▸ **Task brief**: Return each line of the records holding the string "Temperature".

--------------------

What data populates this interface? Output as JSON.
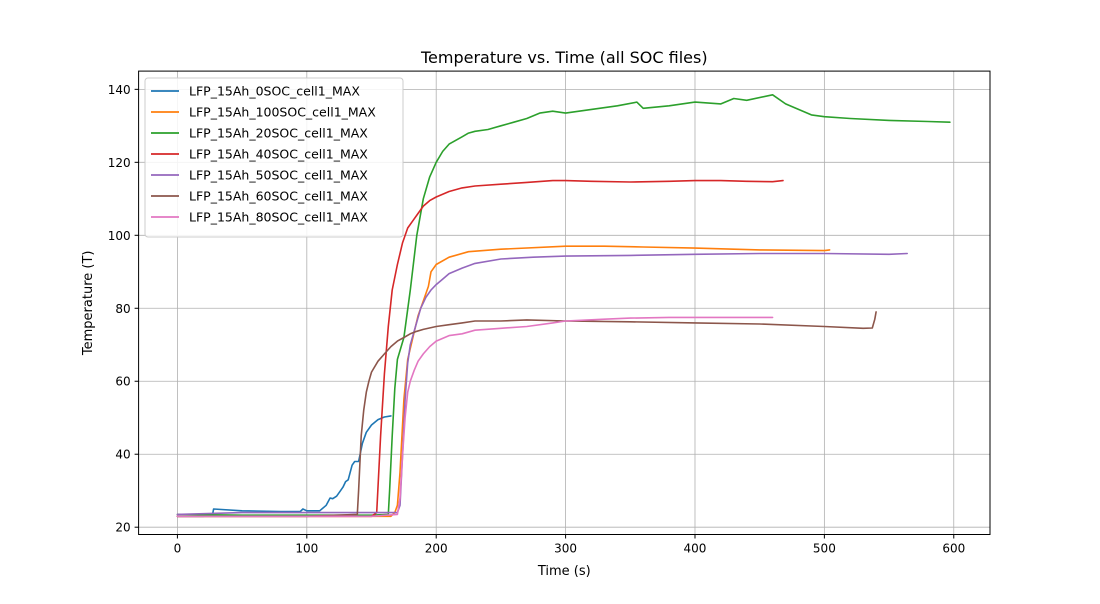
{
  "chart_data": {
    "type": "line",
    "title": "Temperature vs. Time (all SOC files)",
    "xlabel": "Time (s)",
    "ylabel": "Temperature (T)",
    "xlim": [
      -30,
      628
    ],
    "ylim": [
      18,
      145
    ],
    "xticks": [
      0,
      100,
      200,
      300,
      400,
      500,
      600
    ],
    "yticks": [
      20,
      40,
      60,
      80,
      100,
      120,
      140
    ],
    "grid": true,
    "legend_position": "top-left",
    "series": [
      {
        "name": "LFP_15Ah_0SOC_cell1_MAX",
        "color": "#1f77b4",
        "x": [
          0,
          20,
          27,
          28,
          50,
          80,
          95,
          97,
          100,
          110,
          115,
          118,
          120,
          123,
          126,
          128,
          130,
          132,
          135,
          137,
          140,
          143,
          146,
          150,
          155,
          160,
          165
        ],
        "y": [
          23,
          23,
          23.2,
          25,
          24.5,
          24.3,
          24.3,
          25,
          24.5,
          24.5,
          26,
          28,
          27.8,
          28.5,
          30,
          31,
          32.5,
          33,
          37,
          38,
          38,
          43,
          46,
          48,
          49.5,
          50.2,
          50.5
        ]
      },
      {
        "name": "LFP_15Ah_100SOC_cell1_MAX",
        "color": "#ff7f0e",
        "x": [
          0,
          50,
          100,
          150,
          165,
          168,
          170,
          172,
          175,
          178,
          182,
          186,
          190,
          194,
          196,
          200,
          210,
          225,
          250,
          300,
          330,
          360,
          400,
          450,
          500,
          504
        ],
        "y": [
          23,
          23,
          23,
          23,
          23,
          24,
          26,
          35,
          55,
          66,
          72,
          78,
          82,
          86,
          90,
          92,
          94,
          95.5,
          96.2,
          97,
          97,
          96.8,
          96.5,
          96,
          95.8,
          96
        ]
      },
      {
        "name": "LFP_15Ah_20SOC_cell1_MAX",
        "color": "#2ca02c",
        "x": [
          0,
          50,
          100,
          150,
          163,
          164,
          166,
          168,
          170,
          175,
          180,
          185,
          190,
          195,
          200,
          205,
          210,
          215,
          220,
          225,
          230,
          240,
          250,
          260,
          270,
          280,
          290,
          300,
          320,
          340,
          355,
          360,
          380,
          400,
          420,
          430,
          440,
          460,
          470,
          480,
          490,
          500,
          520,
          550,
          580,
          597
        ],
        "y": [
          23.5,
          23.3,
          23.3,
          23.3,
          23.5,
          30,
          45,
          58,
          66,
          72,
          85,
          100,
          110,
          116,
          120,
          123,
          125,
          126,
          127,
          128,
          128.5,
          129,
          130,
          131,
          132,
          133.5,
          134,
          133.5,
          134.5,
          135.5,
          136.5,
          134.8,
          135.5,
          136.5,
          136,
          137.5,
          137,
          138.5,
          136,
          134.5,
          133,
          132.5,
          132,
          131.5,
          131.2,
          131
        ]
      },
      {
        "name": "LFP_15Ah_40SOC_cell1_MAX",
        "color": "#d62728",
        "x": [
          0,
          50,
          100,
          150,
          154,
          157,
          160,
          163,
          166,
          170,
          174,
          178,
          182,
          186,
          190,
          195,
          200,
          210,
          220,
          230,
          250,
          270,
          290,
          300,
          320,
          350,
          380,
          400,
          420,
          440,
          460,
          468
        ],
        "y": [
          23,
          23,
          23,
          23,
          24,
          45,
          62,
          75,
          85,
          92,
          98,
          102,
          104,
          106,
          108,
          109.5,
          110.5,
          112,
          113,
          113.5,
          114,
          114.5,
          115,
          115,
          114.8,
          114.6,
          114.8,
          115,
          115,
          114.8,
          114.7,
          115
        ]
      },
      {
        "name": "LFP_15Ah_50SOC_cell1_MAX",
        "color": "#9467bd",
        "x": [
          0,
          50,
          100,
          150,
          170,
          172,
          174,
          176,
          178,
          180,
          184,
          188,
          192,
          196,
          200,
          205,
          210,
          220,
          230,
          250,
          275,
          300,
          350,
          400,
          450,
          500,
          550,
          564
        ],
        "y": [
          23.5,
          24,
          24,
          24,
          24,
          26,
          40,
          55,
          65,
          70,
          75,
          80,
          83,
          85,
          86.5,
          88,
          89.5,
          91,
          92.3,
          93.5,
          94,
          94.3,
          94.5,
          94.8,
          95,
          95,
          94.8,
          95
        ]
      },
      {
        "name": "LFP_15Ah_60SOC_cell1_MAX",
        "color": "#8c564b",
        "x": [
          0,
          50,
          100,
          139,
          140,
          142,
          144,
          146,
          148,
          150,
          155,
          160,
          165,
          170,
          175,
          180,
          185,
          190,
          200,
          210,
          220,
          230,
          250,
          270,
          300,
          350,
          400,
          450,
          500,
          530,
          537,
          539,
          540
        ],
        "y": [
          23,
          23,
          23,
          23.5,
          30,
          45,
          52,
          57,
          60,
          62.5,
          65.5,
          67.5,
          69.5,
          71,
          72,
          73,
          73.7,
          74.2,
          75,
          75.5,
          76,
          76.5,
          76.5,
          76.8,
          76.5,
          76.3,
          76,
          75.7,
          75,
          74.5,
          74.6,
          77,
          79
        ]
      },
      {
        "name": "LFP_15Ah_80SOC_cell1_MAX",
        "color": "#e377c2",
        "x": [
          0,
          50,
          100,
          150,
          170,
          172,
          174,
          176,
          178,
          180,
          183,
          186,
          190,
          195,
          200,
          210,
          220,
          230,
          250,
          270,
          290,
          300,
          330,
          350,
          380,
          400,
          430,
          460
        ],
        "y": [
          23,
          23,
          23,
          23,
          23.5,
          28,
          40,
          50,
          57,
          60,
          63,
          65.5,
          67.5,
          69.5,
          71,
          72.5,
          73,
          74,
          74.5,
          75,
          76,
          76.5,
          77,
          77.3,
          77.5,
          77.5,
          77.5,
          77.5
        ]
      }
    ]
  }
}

--------------------

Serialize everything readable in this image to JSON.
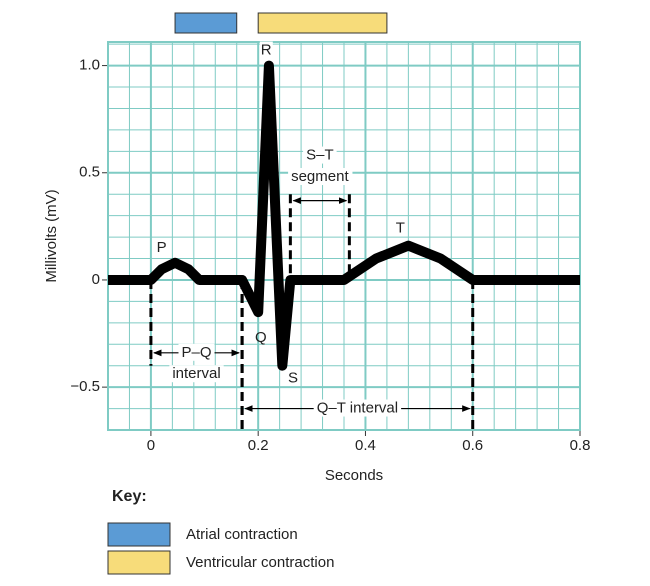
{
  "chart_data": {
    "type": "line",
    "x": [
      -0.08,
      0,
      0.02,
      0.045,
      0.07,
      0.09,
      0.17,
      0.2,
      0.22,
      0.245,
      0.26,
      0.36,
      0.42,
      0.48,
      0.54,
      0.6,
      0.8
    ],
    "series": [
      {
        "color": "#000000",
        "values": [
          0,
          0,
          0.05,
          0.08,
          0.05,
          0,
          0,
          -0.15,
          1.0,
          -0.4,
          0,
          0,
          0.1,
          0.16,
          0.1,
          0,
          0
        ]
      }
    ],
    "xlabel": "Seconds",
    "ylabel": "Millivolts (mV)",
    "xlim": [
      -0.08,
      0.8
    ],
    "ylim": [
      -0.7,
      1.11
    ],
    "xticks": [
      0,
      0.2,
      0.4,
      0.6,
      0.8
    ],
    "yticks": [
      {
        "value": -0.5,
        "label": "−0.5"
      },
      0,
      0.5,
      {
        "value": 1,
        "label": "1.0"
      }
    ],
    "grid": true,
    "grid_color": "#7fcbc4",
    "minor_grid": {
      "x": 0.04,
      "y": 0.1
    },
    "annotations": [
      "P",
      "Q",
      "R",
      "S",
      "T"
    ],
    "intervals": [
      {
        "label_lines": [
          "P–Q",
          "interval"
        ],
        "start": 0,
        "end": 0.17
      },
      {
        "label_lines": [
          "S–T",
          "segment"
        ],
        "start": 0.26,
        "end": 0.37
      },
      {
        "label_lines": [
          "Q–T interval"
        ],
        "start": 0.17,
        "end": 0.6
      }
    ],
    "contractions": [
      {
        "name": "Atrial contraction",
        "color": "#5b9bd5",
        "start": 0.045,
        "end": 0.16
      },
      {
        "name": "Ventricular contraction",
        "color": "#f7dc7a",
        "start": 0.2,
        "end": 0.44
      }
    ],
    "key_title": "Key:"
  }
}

--------------------

▸ **Problem solution**:
    "title": "Temperature vs. Time (all SOC files)",
    "ylabel": "Temperature (T)",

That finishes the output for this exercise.